■ Given task
Search the data below for the word "name" and copy each line that holds it.

■ Records for the exercise
···
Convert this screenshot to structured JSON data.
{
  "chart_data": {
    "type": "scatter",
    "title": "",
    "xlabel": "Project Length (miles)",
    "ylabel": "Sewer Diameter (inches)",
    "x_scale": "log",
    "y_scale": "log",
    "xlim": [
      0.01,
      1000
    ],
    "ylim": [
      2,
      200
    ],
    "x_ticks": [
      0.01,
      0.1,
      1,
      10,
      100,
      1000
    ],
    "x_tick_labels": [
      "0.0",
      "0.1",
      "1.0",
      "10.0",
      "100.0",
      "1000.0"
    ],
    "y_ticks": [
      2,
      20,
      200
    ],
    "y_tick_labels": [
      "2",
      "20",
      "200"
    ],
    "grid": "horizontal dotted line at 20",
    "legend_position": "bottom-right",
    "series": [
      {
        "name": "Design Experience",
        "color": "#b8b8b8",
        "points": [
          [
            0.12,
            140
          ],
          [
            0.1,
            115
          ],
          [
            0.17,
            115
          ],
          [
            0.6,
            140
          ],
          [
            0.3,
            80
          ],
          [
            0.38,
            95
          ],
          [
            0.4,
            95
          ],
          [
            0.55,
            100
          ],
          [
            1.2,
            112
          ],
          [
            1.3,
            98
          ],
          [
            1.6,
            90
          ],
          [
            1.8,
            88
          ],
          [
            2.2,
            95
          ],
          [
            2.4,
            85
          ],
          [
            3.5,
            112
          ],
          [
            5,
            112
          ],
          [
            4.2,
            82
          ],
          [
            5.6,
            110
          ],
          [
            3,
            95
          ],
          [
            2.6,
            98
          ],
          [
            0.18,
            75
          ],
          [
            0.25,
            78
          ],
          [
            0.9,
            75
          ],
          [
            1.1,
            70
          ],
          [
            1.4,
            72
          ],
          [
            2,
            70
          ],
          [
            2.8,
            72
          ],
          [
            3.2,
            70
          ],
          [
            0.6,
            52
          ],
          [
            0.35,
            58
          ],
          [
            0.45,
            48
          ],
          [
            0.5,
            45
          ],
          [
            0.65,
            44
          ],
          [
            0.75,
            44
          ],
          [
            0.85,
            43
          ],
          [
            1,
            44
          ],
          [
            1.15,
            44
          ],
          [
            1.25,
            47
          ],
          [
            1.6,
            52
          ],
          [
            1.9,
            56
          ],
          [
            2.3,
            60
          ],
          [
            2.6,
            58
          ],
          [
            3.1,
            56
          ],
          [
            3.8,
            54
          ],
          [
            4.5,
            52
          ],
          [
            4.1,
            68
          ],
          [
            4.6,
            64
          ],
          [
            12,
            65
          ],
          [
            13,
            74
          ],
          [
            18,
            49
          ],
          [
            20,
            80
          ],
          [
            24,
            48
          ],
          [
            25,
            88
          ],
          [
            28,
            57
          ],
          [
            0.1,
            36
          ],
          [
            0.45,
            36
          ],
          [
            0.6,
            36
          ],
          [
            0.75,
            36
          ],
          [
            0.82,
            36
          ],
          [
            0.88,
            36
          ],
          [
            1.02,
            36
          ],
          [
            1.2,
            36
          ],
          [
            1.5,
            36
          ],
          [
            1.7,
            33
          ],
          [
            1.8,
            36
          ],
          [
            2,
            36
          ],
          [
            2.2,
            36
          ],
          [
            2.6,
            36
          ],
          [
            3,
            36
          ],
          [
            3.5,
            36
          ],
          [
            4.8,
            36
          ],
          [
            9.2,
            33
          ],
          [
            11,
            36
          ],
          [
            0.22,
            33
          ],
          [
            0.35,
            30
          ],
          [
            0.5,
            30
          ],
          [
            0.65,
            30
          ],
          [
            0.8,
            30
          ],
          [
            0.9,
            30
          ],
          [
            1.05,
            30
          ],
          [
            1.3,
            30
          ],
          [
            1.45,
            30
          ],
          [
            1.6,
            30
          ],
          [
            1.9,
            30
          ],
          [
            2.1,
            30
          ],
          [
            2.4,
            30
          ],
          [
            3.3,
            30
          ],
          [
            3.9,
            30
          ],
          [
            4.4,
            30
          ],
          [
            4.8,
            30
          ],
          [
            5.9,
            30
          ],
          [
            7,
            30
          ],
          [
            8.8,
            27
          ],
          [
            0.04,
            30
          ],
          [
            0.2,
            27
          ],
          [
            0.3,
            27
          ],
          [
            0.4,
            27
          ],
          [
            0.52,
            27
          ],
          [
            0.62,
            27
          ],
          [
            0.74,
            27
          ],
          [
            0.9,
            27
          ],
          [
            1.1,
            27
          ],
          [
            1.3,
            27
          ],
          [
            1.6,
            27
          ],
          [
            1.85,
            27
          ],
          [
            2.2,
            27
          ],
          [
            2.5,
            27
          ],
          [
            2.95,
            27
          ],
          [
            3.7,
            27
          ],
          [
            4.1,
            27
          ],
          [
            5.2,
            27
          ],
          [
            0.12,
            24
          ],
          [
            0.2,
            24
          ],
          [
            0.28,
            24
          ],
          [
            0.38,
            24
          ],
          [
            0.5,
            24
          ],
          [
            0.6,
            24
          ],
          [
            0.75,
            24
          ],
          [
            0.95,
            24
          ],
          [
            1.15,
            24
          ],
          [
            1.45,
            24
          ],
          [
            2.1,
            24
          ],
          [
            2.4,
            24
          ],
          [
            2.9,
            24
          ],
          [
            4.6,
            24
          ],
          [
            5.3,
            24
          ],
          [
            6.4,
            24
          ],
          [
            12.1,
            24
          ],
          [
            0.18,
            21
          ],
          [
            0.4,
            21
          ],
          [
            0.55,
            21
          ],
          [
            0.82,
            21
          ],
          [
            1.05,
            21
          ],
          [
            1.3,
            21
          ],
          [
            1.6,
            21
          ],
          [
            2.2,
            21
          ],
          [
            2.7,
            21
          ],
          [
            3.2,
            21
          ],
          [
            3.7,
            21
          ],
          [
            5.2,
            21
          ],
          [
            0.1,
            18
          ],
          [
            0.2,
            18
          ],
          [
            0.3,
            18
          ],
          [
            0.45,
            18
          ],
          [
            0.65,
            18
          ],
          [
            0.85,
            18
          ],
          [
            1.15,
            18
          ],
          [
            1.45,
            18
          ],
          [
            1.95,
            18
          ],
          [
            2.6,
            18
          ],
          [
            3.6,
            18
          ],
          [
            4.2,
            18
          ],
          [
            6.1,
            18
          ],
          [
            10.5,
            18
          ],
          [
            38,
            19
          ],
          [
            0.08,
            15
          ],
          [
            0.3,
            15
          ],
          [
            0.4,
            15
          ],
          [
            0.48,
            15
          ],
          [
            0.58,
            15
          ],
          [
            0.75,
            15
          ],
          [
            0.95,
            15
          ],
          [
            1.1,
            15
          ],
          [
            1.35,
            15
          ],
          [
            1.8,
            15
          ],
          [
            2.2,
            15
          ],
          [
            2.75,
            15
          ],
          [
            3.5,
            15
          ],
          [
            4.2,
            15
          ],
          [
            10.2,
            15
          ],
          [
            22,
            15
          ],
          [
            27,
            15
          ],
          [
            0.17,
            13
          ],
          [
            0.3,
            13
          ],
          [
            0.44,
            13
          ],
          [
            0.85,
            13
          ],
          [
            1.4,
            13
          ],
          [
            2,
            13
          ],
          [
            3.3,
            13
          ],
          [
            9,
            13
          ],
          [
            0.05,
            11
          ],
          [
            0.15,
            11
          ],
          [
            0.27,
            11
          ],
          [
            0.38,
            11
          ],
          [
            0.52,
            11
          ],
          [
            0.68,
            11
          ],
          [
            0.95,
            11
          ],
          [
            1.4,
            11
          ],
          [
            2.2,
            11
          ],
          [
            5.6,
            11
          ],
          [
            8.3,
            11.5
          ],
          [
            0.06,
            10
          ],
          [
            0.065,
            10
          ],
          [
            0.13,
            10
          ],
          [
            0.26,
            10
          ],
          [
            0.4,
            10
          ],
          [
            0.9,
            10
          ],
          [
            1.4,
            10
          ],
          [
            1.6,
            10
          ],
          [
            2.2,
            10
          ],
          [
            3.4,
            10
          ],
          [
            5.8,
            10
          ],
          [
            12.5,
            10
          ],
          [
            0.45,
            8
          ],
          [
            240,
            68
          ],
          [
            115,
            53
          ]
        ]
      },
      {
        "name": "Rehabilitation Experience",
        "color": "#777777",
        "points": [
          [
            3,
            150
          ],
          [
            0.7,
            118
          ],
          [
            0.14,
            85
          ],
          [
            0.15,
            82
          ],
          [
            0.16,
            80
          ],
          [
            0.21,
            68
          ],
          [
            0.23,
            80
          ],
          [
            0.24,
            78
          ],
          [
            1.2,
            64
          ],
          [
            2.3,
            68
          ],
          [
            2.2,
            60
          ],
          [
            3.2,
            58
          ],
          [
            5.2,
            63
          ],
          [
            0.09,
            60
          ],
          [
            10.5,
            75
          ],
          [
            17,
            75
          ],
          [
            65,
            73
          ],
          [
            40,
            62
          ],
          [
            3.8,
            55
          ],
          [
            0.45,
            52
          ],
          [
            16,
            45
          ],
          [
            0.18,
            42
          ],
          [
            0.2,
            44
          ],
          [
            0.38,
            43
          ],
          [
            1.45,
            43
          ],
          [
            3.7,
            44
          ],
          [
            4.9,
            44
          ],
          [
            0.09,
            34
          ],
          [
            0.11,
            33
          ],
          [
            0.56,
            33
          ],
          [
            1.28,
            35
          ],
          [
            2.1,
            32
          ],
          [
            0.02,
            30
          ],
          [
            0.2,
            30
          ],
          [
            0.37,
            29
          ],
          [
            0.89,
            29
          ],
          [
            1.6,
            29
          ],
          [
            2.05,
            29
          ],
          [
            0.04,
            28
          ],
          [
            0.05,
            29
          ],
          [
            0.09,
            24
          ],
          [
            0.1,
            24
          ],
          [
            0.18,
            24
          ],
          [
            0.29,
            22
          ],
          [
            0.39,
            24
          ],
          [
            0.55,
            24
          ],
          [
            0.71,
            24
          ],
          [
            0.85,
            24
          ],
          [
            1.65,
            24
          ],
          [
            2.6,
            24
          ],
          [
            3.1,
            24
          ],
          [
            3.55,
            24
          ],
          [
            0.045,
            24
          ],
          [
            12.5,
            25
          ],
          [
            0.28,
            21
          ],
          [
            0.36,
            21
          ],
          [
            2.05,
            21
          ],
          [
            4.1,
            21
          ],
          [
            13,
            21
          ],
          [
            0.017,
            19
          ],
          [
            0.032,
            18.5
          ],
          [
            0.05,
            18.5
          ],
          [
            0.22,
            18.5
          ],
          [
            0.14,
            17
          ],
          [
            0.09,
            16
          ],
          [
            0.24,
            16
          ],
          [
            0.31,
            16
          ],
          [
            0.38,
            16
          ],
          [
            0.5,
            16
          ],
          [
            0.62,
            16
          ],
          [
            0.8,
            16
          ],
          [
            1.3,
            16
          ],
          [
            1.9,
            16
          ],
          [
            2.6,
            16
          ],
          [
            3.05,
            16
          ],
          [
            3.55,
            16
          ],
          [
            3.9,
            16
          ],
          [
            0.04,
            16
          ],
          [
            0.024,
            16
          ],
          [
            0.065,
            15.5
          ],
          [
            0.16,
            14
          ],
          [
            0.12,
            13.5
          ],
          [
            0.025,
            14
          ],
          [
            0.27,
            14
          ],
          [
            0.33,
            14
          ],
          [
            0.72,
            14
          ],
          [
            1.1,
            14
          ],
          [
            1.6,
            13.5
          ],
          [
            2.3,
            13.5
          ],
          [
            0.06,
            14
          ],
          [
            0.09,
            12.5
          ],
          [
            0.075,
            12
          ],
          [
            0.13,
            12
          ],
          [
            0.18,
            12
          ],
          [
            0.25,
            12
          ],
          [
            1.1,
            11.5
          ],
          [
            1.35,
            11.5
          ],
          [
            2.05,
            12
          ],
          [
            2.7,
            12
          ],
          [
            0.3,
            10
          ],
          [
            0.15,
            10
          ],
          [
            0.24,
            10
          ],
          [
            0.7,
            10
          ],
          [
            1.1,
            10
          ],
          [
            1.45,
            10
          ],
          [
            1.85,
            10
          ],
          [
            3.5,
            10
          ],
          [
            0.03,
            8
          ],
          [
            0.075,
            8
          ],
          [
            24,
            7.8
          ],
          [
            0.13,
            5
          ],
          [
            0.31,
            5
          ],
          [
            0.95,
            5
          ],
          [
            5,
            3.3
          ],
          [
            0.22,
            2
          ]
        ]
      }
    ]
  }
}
···
■ Result
        "name": "Design Experience",
        "name": "Rehabilitation Experience",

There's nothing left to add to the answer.